Word for word, quote all of the material, omitting the pictures.

Figure data in JSON
□ □ □ □ □

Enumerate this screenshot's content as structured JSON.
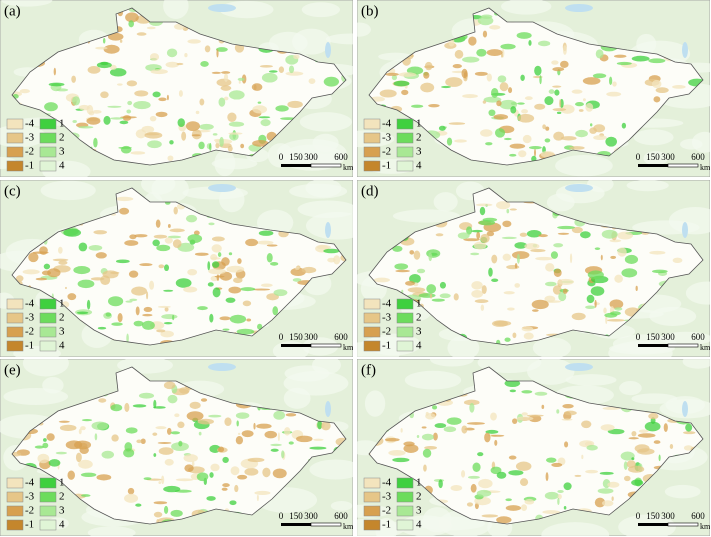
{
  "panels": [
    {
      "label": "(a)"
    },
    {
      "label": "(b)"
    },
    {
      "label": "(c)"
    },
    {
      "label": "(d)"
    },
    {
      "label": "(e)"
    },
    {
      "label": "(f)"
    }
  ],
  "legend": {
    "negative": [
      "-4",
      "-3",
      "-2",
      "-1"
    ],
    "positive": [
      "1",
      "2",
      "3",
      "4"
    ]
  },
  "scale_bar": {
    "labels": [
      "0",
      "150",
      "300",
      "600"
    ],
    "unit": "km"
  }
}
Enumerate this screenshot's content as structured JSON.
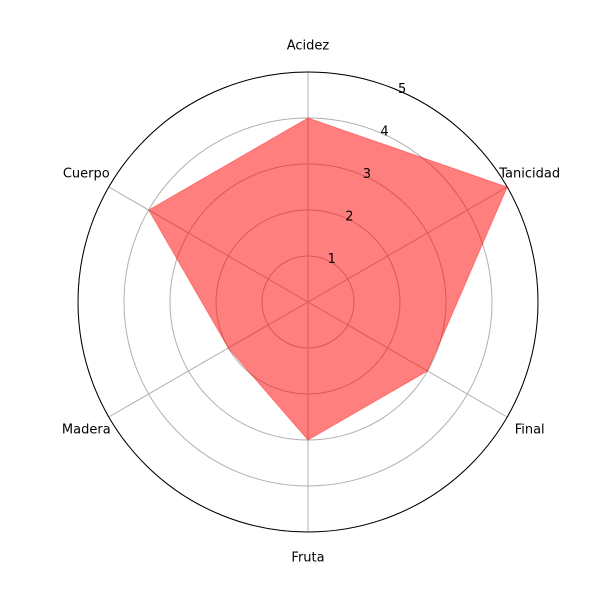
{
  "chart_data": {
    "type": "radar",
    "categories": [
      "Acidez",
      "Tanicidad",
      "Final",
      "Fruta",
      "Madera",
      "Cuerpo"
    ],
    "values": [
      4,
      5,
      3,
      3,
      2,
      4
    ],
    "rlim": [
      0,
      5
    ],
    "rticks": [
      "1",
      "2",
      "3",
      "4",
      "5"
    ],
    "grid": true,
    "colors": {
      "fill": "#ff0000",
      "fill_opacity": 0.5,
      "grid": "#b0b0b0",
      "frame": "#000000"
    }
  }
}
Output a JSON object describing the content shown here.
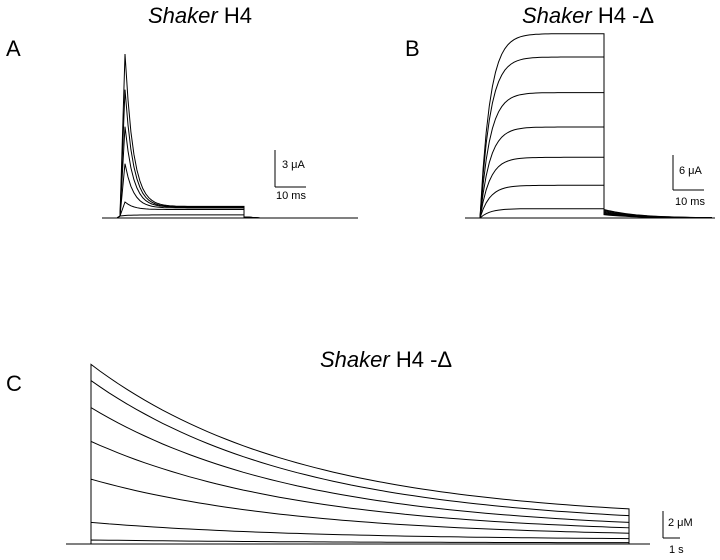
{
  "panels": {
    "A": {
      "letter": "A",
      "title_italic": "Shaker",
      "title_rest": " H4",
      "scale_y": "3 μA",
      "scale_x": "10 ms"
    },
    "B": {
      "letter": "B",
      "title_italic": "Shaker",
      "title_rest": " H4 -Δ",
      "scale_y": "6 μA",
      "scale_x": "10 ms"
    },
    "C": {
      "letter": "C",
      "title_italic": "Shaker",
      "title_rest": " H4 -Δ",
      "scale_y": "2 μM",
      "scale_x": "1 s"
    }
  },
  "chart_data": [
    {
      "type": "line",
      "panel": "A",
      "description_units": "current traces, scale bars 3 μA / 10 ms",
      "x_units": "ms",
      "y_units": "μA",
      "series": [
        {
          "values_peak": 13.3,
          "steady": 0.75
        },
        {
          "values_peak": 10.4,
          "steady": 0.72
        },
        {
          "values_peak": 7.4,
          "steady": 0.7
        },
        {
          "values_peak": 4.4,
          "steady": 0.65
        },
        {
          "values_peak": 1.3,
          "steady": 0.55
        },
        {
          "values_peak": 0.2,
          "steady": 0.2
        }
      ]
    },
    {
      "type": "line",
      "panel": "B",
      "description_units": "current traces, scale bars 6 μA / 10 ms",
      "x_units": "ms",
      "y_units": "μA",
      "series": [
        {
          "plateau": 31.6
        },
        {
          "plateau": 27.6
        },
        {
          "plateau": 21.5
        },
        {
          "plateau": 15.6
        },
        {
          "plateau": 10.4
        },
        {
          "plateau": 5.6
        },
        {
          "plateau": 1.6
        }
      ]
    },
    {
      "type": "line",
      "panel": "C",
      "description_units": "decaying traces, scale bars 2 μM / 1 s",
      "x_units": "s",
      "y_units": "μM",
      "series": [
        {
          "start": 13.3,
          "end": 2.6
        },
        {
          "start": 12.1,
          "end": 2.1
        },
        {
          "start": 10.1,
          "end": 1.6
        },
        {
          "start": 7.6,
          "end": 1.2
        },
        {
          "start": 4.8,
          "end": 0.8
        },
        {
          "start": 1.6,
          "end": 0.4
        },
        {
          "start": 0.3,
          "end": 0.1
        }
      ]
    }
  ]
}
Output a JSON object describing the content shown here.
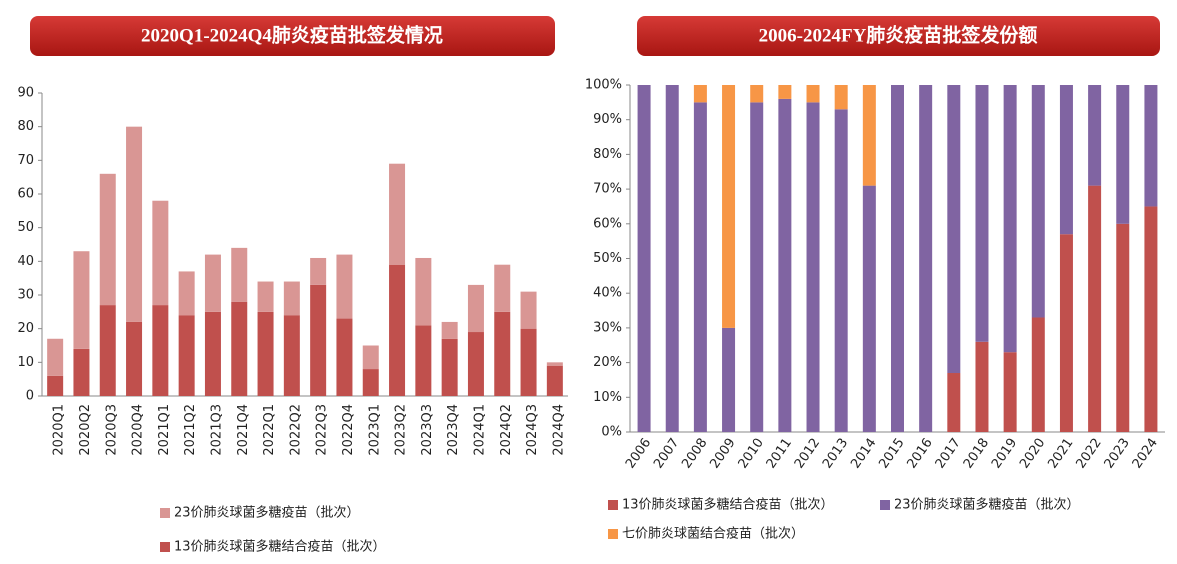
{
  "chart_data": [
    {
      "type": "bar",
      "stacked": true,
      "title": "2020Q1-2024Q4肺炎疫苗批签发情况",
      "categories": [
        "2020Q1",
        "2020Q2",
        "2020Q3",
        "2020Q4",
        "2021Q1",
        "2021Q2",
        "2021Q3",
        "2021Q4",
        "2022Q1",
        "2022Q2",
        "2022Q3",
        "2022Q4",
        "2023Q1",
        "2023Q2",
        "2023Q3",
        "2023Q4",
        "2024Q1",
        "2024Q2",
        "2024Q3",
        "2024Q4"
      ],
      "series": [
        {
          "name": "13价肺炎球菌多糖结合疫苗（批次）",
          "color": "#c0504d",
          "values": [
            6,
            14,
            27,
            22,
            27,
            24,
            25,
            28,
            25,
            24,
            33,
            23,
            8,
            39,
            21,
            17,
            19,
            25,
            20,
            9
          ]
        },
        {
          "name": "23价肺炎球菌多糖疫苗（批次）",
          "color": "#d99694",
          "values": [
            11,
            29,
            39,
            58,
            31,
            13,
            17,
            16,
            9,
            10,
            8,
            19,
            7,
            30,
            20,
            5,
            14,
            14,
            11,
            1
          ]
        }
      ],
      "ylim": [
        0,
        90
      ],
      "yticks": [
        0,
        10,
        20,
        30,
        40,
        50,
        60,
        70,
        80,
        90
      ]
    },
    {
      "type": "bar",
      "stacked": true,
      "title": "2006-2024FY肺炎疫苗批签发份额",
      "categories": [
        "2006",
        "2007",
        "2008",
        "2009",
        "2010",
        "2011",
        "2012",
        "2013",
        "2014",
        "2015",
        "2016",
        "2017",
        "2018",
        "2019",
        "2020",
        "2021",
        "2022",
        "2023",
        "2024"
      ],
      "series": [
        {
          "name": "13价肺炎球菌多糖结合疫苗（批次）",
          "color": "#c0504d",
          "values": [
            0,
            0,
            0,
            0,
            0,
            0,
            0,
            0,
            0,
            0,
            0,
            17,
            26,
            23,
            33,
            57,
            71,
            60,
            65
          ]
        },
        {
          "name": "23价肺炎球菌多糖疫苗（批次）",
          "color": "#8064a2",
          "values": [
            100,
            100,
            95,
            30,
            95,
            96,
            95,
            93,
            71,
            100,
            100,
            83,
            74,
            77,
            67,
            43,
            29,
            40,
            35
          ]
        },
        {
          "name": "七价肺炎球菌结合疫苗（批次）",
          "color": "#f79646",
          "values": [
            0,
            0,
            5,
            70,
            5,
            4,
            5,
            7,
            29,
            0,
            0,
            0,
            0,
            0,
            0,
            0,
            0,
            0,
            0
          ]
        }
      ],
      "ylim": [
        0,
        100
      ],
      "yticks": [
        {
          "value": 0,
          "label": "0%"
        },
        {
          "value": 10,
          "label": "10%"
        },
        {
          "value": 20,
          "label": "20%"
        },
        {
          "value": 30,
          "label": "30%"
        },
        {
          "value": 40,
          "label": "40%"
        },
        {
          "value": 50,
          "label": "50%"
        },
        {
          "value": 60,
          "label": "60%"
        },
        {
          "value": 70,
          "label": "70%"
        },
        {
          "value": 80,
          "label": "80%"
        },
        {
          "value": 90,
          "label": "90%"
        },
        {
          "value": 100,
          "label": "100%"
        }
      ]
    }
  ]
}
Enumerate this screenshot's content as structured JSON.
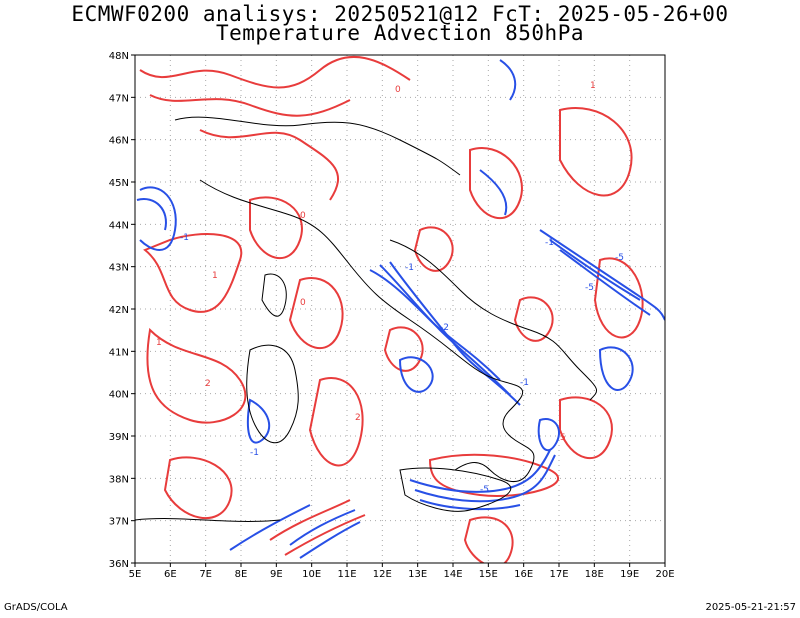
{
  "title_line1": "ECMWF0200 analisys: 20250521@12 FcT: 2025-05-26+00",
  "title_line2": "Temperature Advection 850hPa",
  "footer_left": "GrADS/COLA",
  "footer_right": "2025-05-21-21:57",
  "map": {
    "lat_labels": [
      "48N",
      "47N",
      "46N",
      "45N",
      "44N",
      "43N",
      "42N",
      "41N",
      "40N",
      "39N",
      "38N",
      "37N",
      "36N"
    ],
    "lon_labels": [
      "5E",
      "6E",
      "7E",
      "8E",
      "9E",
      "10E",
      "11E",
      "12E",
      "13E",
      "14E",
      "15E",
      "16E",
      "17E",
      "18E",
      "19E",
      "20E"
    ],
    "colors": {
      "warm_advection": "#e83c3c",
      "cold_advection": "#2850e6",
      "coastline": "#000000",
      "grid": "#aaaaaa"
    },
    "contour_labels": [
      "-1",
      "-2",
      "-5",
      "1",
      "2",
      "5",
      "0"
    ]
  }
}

□ □ □ □ □

Solution to the problem
Enumerate this screenshot's content as structured JSON.
{
  "panels": [
    {
      "label": "(a)"
    },
    {
      "label": "(b)"
    },
    {
      "label": "(c)"
    },
    {
      "label": "(d)"
    },
    {
      "label": "(e)"
    },
    {
      "label": "(f)"
    }
  ],
  "legend": {
    "negative": [
      "-4",
      "-3",
      "-2",
      "-1"
    ],
    "positive": [
      "1",
      "2",
      "3",
      "4"
    ]
  },
  "scale_bar": {
    "labels": [
      "0",
      "150",
      "300",
      "600"
    ],
    "unit": "km"
  }
}
Enumerate this screenshot's content as structured JSON.
{
  "chart_data": {
    "type": "radar",
    "categories": [
      "Acidez",
      "Tanicidad",
      "Final",
      "Fruta",
      "Madera",
      "Cuerpo"
    ],
    "values": [
      4,
      5,
      3,
      3,
      2,
      4
    ],
    "rlim": [
      0,
      5
    ],
    "rticks": [
      "1",
      "2",
      "3",
      "4",
      "5"
    ],
    "grid": true,
    "colors": {
      "fill": "#ff0000",
      "fill_opacity": 0.5,
      "grid": "#b0b0b0",
      "frame": "#000000"
    }
  }
}
Output a JSON object describing the content shown here.
{
  "panels": {
    "A": {
      "letter": "A",
      "title_italic": "Shaker",
      "title_rest": " H4",
      "scale_y": "3 μA",
      "scale_x": "10 ms"
    },
    "B": {
      "letter": "B",
      "title_italic": "Shaker",
      "title_rest": " H4 -Δ",
      "scale_y": "6 μA",
      "scale_x": "10 ms"
    },
    "C": {
      "letter": "C",
      "title_italic": "Shaker",
      "title_rest": " H4 -Δ",
      "scale_y": "2 μM",
      "scale_x": "1 s"
    }
  },
  "chart_data": [
    {
      "type": "line",
      "panel": "A",
      "description_units": "current traces, scale bars 3 μA / 10 ms",
      "x_units": "ms",
      "y_units": "μA",
      "series": [
        {
          "values_peak": 13.3,
          "steady": 0.75
        },
        {
          "values_peak": 10.4,
          "steady": 0.72
        },
        {
          "values_peak": 7.4,
          "steady": 0.7
        },
        {
          "values_peak": 4.4,
          "steady": 0.65
        },
        {
          "values_peak": 1.3,
          "steady": 0.55
        },
        {
          "values_peak": 0.2,
          "steady": 0.2
        }
      ]
    },
    {
      "type": "line",
      "panel": "B",
      "description_units": "current traces, scale bars 6 μA / 10 ms",
      "x_units": "ms",
      "y_units": "μA",
      "series": [
        {
          "plateau": 31.6
        },
        {
          "plateau": 27.6
        },
        {
          "plateau": 21.5
        },
        {
          "plateau": 15.6
        },
        {
          "plateau": 10.4
        },
        {
          "plateau": 5.6
        },
        {
          "plateau": 1.6
        }
      ]
    },
    {
      "type": "line",
      "panel": "C",
      "description_units": "decaying traces, scale bars 2 μM / 1 s",
      "x_units": "s",
      "y_units": "μM",
      "series": [
        {
          "start": 13.3,
          "end": 2.6
        },
        {
          "start": 12.1,
          "end": 2.1
        },
        {
          "start": 10.1,
          "end": 1.6
        },
        {
          "start": 7.6,
          "end": 1.2
        },
        {
          "start": 4.8,
          "end": 0.8
        },
        {
          "start": 1.6,
          "end": 0.4
        },
        {
          "start": 0.3,
          "end": 0.1
        }
      ]
    }
  ]
}
Output a JSON object describing the content shown here.
{
  "chart_data": [
    {
      "type": "bar",
      "stacked": true,
      "title": "2020Q1-2024Q4肺炎疫苗批签发情况",
      "categories": [
        "2020Q1",
        "2020Q2",
        "2020Q3",
        "2020Q4",
        "2021Q1",
        "2021Q2",
        "2021Q3",
        "2021Q4",
        "2022Q1",
        "2022Q2",
        "2022Q3",
        "2022Q4",
        "2023Q1",
        "2023Q2",
        "2023Q3",
        "2023Q4",
        "2024Q1",
        "2024Q2",
        "2024Q3",
        "2024Q4"
      ],
      "series": [
        {
          "name": "13价肺炎球菌多糖结合疫苗（批次）",
          "color": "#c0504d",
          "values": [
            6,
            14,
            27,
            22,
            27,
            24,
            25,
            28,
            25,
            24,
            33,
            23,
            8,
            39,
            21,
            17,
            19,
            25,
            20,
            9
          ]
        },
        {
          "name": "23价肺炎球菌多糖疫苗（批次）",
          "color": "#d99694",
          "values": [
            11,
            29,
            39,
            58,
            31,
            13,
            17,
            16,
            9,
            10,
            8,
            19,
            7,
            30,
            20,
            5,
            14,
            14,
            11,
            1
          ]
        }
      ],
      "ylim": [
        0,
        90
      ],
      "yticks": [
        0,
        10,
        20,
        30,
        40,
        50,
        60,
        70,
        80,
        90
      ]
    },
    {
      "type": "bar",
      "stacked": true,
      "title": "2006-2024FY肺炎疫苗批签发份额",
      "categories": [
        "2006",
        "2007",
        "2008",
        "2009",
        "2010",
        "2011",
        "2012",
        "2013",
        "2014",
        "2015",
        "2016",
        "2017",
        "2018",
        "2019",
        "2020",
        "2021",
        "2022",
        "2023",
        "2024"
      ],
      "series": [
        {
          "name": "13价肺炎球菌多糖结合疫苗（批次）",
          "color": "#c0504d",
          "values": [
            0,
            0,
            0,
            0,
            0,
            0,
            0,
            0,
            0,
            0,
            0,
            17,
            26,
            23,
            33,
            57,
            71,
            60,
            65
          ]
        },
        {
          "name": "23价肺炎球菌多糖疫苗（批次）",
          "color": "#8064a2",
          "values": [
            100,
            100,
            95,
            30,
            95,
            96,
            95,
            93,
            71,
            100,
            100,
            83,
            74,
            77,
            67,
            43,
            29,
            40,
            35
          ]
        },
        {
          "name": "七价肺炎球菌结合疫苗（批次）",
          "color": "#f79646",
          "values": [
            0,
            0,
            5,
            70,
            5,
            4,
            5,
            7,
            29,
            0,
            0,
            0,
            0,
            0,
            0,
            0,
            0,
            0,
            0
          ]
        }
      ],
      "ylim": [
        0,
        100
      ],
      "yticks": [
        {
          "value": 0,
          "label": "0%"
        },
        {
          "value": 10,
          "label": "10%"
        },
        {
          "value": 20,
          "label": "20%"
        },
        {
          "value": 30,
          "label": "30%"
        },
        {
          "value": 40,
          "label": "40%"
        },
        {
          "value": 50,
          "label": "50%"
        },
        {
          "value": 60,
          "label": "60%"
        },
        {
          "value": 70,
          "label": "70%"
        },
        {
          "value": 80,
          "label": "80%"
        },
        {
          "value": 90,
          "label": "90%"
        },
        {
          "value": 100,
          "label": "100%"
        }
      ]
    }
  ]
}
Enumerate this screenshot's content as structured JSON.
{
  "title_line1": "ECMWF0200 analisys: 20250521@12 FcT: 2025-05-26+00",
  "title_line2": "Temperature Advection 850hPa",
  "footer_left": "GrADS/COLA",
  "footer_right": "2025-05-21-21:57",
  "map": {
    "lat_labels": [
      "48N",
      "47N",
      "46N",
      "45N",
      "44N",
      "43N",
      "42N",
      "41N",
      "40N",
      "39N",
      "38N",
      "37N",
      "36N"
    ],
    "lon_labels": [
      "5E",
      "6E",
      "7E",
      "8E",
      "9E",
      "10E",
      "11E",
      "12E",
      "13E",
      "14E",
      "15E",
      "16E",
      "17E",
      "18E",
      "19E",
      "20E"
    ],
    "colors": {
      "warm_advection": "#e83c3c",
      "cold_advection": "#2850e6",
      "coastline": "#000000",
      "grid": "#aaaaaa"
    },
    "contour_labels": [
      "-1",
      "-2",
      "-5",
      "1",
      "2",
      "5",
      "0"
    ]
  }
}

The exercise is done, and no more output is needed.